(begin)
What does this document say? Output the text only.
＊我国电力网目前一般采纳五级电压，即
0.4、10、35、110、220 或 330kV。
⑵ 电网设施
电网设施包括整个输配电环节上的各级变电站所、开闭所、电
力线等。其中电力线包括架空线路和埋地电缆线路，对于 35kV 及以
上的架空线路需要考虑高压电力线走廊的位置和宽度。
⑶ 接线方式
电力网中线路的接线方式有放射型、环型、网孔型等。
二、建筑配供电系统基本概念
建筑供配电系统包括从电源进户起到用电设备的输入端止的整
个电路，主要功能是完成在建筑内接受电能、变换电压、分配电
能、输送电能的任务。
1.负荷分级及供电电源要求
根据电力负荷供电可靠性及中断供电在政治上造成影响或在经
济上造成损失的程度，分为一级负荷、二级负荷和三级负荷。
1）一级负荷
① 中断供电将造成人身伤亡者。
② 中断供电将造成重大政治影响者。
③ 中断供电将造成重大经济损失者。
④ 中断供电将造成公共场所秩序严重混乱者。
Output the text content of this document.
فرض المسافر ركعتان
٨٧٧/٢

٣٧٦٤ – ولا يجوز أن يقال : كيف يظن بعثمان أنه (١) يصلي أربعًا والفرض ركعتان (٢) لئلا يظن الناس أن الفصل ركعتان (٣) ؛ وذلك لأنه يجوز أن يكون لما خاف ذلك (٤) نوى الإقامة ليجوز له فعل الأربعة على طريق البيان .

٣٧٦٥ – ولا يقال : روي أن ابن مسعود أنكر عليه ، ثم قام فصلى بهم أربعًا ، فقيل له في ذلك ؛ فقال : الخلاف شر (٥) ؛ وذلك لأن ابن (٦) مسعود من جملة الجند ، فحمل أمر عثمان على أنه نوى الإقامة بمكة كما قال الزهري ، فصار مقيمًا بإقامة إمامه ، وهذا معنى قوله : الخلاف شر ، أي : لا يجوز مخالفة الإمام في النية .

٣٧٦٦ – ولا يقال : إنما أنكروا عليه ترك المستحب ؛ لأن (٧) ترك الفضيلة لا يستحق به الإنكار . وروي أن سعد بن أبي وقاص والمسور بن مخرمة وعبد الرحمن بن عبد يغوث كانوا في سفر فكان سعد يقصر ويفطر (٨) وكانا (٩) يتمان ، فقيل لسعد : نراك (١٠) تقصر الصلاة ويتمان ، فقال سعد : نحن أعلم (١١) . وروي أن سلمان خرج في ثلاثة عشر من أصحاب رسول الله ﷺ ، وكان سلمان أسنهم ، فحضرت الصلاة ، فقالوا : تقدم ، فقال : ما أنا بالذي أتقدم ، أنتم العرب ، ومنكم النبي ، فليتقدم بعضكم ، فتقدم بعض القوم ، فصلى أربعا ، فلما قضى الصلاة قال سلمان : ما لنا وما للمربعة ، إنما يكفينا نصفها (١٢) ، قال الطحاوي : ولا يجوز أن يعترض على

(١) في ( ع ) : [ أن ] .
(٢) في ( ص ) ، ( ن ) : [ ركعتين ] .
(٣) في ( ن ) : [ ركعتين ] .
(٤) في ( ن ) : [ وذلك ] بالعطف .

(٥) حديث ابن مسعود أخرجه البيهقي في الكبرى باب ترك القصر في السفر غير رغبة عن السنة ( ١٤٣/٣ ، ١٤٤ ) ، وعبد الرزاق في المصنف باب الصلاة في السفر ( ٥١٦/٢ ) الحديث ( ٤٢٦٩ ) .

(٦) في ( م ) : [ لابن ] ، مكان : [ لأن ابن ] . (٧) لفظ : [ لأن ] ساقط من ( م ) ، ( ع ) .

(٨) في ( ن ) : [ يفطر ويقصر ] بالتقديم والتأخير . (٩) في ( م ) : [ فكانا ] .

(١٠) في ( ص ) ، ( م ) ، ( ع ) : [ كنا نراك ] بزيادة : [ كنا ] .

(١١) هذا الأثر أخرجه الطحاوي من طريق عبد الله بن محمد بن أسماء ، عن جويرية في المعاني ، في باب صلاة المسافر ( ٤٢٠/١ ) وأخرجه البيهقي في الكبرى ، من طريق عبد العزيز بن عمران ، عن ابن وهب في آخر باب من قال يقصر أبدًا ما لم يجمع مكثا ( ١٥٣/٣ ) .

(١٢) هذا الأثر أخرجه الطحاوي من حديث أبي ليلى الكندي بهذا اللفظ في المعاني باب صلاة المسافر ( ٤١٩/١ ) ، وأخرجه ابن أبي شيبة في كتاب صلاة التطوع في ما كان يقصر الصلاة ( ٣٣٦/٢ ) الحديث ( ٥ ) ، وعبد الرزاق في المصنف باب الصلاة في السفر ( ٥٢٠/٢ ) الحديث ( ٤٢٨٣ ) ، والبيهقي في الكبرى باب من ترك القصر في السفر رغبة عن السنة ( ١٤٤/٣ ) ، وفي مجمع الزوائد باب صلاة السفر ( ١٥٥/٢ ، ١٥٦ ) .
(end)
Please repeat the listing exactly, with nothing left out.

What does this document say? Output the text only.
＊我国电力网目前一般采纳五级电压，即
0.4、10、35、110、220 或 330kV。
⑵ 电网设施
电网设施包括整个输配电环节上的各级变电站所、开闭所、电
力线等。其中电力线包括架空线路和埋地电缆线路，对于 35kV 及以
上的架空线路需要考虑高压电力线走廊的位置和宽度。
⑶ 接线方式
电力网中线路的接线方式有放射型、环型、网孔型等。
二、建筑配供电系统基本概念
建筑供配电系统包括从电源进户起到用电设备的输入端止的整
个电路，主要功能是完成在建筑内接受电能、变换电压、分配电
能、输送电能的任务。
1.负荷分级及供电电源要求
根据电力负荷供电可靠性及中断供电在政治上造成影响或在经
济上造成损失的程度，分为一级负荷、二级负荷和三级负荷。
1）一级负荷
① 中断供电将造成人身伤亡者。
② 中断供电将造成重大政治影响者。
③ 中断供电将造成重大经济损失者。
④ 中断供电将造成公共场所秩序严重混乱者。
Output the text content of this document.
فرض المسافر ركعتان
٨٧٧/٢

٣٧٦٤ – ولا يجوز أن يقال : كيف يظن بعثمان أنه (١) يصلي أربعًا والفرض ركعتان (٢) لئلا يظن الناس أن الفصل ركعتان (٣) ؛ وذلك لأنه يجوز أن يكون لما خاف ذلك (٤) نوى الإقامة ليجوز له فعل الأربعة على طريق البيان .

٣٧٦٥ – ولا يقال : روي أن ابن مسعود أنكر عليه ، ثم قام فصلى بهم أربعًا ، فقيل له في ذلك ؛ فقال : الخلاف شر (٥) ؛ وذلك لأن ابن (٦) مسعود من جملة الجند ، فحمل أمر عثمان على أنه نوى الإقامة بمكة كما قال الزهري ، فصار مقيمًا بإقامة إمامه ، وهذا معنى قوله : الخلاف شر ، أي : لا يجوز مخالفة الإمام في النية .

٣٧٦٦ – ولا يقال : إنما أنكروا عليه ترك المستحب ؛ لأن (٧) ترك الفضيلة لا يستحق به الإنكار . وروي أن سعد بن أبي وقاص والمسور بن مخرمة وعبد الرحمن بن عبد يغوث كانوا في سفر فكان سعد يقصر ويفطر (٨) وكانا (٩) يتمان ، فقيل لسعد : نراك (١٠) تقصر الصلاة ويتمان ، فقال سعد : نحن أعلم (١١) . وروي أن سلمان خرج في ثلاثة عشر من أصحاب رسول الله ﷺ ، وكان سلمان أسنهم ، فحضرت الصلاة ، فقالوا : تقدم ، فقال : ما أنا بالذي أتقدم ، أنتم العرب ، ومنكم النبي ، فليتقدم بعضكم ، فتقدم بعض القوم ، فصلى أربعا ، فلما قضى الصلاة قال سلمان : ما لنا وما للمربعة ، إنما يكفينا نصفها (١٢) ، قال الطحاوي : ولا يجوز أن يعترض على

(١) في ( ع ) : [ أن ] .
(٢) في ( ص ) ، ( ن ) : [ ركعتين ] .
(٣) في ( ن ) : [ ركعتين ] .
(٤) في ( ن ) : [ وذلك ] بالعطف .

(٥) حديث ابن مسعود أخرجه البيهقي في الكبرى باب ترك القصر في السفر غير رغبة عن السنة ( ١٤٣/٣ ، ١٤٤ ) ، وعبد الرزاق في المصنف باب الصلاة في السفر ( ٥١٦/٢ ) الحديث ( ٤٢٦٩ ) .

(٦) في ( م ) : [ لابن ] ، مكان : [ لأن ابن ] . (٧) لفظ : [ لأن ] ساقط من ( م ) ، ( ع ) .

(٨) في ( ن ) : [ يفطر ويقصر ] بالتقديم والتأخير . (٩) في ( م ) : [ فكانا ] .

(١٠) في ( ص ) ، ( م ) ، ( ع ) : [ كنا نراك ] بزيادة : [ كنا ] .

(١١) هذا الأثر أخرجه الطحاوي من طريق عبد الله بن محمد بن أسماء ، عن جويرية في المعاني ، في باب صلاة المسافر ( ٤٢٠/١ ) وأخرجه البيهقي في الكبرى ، من طريق عبد العزيز بن عمران ، عن ابن وهب في آخر باب من قال يقصر أبدًا ما لم يجمع مكثا ( ١٥٣/٣ ) .

(١٢) هذا الأثر أخرجه الطحاوي من حديث أبي ليلى الكندي بهذا اللفظ في المعاني باب صلاة المسافر ( ٤١٩/١ ) ، وأخرجه ابن أبي شيبة في كتاب صلاة التطوع في ما كان يقصر الصلاة ( ٣٣٦/٢ ) الحديث ( ٥ ) ، وعبد الرزاق في المصنف باب الصلاة في السفر ( ٥٢٠/٢ ) الحديث ( ٤٢٨٣ ) ، والبيهقي في الكبرى باب من ترك القصر في السفر رغبة عن السنة ( ١٤٤/٣ ) ، وفي مجمع الزوائد باب صلاة السفر ( ١٥٥/٢ ، ١٥٦ ) .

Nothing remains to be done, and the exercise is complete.